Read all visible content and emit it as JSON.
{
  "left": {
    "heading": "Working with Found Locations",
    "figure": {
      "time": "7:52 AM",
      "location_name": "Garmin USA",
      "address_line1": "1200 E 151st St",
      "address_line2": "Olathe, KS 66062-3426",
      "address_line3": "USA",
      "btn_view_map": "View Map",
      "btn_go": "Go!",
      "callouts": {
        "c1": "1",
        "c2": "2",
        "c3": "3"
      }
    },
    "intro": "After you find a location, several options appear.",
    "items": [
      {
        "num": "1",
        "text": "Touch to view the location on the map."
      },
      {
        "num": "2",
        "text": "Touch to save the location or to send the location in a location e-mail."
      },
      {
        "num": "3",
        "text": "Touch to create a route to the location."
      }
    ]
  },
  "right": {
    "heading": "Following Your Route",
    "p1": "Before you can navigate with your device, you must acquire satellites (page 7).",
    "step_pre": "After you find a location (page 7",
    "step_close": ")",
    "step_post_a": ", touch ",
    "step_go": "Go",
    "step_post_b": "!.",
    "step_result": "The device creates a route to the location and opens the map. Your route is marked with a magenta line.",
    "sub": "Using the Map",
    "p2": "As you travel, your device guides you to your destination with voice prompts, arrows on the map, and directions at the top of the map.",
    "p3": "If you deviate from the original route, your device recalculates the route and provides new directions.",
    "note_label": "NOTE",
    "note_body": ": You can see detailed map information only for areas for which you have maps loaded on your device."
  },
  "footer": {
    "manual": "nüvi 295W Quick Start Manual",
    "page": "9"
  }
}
● ● ●
#### Written exercise:
Output all preceding records character for character.

#### Task answer:
Read all visible content and emit it as JSON.
{
  "left": {
    "heading": "Working with Found Locations",
    "figure": {
      "time": "7:52 AM",
      "location_name": "Garmin USA",
      "address_line1": "1200 E 151st St",
      "address_line2": "Olathe, KS 66062-3426",
      "address_line3": "USA",
      "btn_view_map": "View Map",
      "btn_go": "Go!",
      "callouts": {
        "c1": "1",
        "c2": "2",
        "c3": "3"
      }
    },
    "intro": "After you find a location, several options appear.",
    "items": [
      {
        "num": "1",
        "text": "Touch to view the location on the map."
      },
      {
        "num": "2",
        "text": "Touch to save the location or to send the location in a location e-mail."
      },
      {
        "num": "3",
        "text": "Touch to create a route to the location."
      }
    ]
  },
  "right": {
    "heading": "Following Your Route",
    "p1": "Before you can navigate with your device, you must acquire satellites (page 7).",
    "step_pre": "After you find a location (page 7",
    "step_close": ")",
    "step_post_a": ", touch ",
    "step_go": "Go",
    "step_post_b": "!.",
    "step_result": "The device creates a route to the location and opens the map. Your route is marked with a magenta line.",
    "sub": "Using the Map",
    "p2": "As you travel, your device guides you to your destination with voice prompts, arrows on the map, and directions at the top of the map.",
    "p3": "If you deviate from the original route, your device recalculates the route and provides new directions.",
    "note_label": "NOTE",
    "note_body": ": You can see detailed map information only for areas for which you have maps loaded on your device."
  },
  "footer": {
    "manual": "nüvi 295W Quick Start Manual",
    "page": "9"
  }
}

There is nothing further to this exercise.